Data records ::
· · · ·

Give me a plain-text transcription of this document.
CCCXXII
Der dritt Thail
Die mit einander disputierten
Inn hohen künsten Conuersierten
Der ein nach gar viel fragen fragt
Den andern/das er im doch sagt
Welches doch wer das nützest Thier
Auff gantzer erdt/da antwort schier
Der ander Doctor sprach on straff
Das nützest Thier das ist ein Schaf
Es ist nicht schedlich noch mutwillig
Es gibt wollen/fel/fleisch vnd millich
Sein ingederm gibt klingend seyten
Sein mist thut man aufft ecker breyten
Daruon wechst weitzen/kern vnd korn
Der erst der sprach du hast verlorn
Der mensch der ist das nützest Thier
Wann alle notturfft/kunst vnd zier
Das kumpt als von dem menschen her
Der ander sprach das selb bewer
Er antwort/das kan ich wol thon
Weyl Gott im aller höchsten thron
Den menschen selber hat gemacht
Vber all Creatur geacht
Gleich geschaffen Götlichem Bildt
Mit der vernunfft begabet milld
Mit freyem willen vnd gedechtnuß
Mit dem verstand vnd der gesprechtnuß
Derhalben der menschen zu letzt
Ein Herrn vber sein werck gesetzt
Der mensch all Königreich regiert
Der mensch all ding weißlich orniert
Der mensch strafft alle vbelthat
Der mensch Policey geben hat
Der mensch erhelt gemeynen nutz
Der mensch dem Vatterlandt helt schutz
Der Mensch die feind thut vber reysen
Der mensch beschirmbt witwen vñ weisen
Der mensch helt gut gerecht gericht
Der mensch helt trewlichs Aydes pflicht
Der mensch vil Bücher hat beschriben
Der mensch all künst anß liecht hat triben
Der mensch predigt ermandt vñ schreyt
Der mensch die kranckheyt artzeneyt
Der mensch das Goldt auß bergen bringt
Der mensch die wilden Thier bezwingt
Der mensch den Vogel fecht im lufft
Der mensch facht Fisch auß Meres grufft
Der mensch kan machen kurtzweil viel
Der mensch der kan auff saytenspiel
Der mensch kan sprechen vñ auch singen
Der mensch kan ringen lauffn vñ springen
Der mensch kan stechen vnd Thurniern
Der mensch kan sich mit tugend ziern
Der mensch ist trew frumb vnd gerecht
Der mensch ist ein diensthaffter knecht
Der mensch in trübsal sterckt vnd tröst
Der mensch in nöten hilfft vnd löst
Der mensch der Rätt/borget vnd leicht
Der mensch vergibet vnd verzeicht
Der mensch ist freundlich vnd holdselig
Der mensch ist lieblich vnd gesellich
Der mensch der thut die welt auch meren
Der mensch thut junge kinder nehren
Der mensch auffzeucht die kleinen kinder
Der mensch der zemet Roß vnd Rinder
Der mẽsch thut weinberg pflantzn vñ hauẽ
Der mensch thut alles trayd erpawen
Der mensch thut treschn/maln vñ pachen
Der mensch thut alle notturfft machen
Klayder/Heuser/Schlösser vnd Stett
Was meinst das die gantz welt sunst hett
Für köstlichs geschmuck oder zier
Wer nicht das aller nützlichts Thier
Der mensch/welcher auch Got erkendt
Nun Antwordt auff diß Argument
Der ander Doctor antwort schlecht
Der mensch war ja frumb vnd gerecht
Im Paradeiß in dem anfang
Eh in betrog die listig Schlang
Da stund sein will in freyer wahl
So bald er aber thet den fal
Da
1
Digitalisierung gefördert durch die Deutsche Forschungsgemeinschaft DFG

· · · ·

Copy out all the entries shown above, character for character.

Answer to the exercise ::
Give me a plain-text transcription of this document.
CCCXXII
Der dritt Thail
Die mit einander disputierten
Inn hohen künsten Conuersierten
Der ein nach gar viel fragen fragt
Den andern/das er im doch sagt
Welches doch wer das nützest Thier
Auff gantzer erdt/da antwort schier
Der ander Doctor sprach on straff
Das nützest Thier das ist ein Schaf
Es ist nicht schedlich noch mutwillig
Es gibt wollen/fel/fleisch vnd millich
Sein ingederm gibt klingend seyten
Sein mist thut man aufft ecker breyten
Daruon wechst weitzen/kern vnd korn
Der erst der sprach du hast verlorn
Der mensch der ist das nützest Thier
Wann alle notturfft/kunst vnd zier
Das kumpt als von dem menschen her
Der ander sprach das selb bewer
Er antwort/das kan ich wol thon
Weyl Gott im aller höchsten thron
Den menschen selber hat gemacht
Vber all Creatur geacht
Gleich geschaffen Götlichem Bildt
Mit der vernunfft begabet milld
Mit freyem willen vnd gedechtnuß
Mit dem verstand vnd der gesprechtnuß
Derhalben der menschen zu letzt
Ein Herrn vber sein werck gesetzt
Der mensch all Königreich regiert
Der mensch all ding weißlich orniert
Der mensch strafft alle vbelthat
Der mensch Policey geben hat
Der mensch erhelt gemeynen nutz
Der mensch dem Vatterlandt helt schutz
Der Mensch die feind thut vber reysen
Der mensch beschirmbt witwen vñ weisen
Der mensch helt gut gerecht gericht
Der mensch helt trewlichs Aydes pflicht
Der mensch vil Bücher hat beschriben
Der mensch all künst anß liecht hat triben
Der mensch predigt ermandt vñ schreyt
Der mensch die kranckheyt artzeneyt
Der mensch das Goldt auß bergen bringt
Der mensch die wilden Thier bezwingt
Der mensch den Vogel fecht im lufft
Der mensch facht Fisch auß Meres grufft
Der mensch kan machen kurtzweil viel
Der mensch der kan auff saytenspiel
Der mensch kan sprechen vñ auch singen
Der mensch kan ringen lauffn vñ springen
Der mensch kan stechen vnd Thurniern
Der mensch kan sich mit tugend ziern
Der mensch ist trew frumb vnd gerecht
Der mensch ist ein diensthaffter knecht
Der mensch in trübsal sterckt vnd tröst
Der mensch in nöten hilfft vnd löst
Der mensch der Rätt/borget vnd leicht
Der mensch vergibet vnd verzeicht
Der mensch ist freundlich vnd holdselig
Der mensch ist lieblich vnd gesellich
Der mensch der thut die welt auch meren
Der mensch thut junge kinder nehren
Der mensch auffzeucht die kleinen kinder
Der mensch der zemet Roß vnd Rinder
Der mẽsch thut weinberg pflantzn vñ hauẽ
Der mensch thut alles trayd erpawen
Der mensch thut treschn/maln vñ pachen
Der mensch thut alle notturfft machen
Klayder/Heuser/Schlösser vnd Stett
Was meinst das die gantz welt sunst hett
Für köstlichs geschmuck oder zier
Wer nicht das aller nützlichts Thier
Der mensch/welcher auch Got erkendt
Nun Antwordt auff diß Argument
Der ander Doctor antwort schlecht
Der mensch war ja frumb vnd gerecht
Im Paradeiß in dem anfang
Eh in betrog die listig Schlang
Da stund sein will in freyer wahl
So bald er aber thet den fal
Da
1
Digitalisierung gefördert durch die Deutsche Forschungsgemeinschaft DFG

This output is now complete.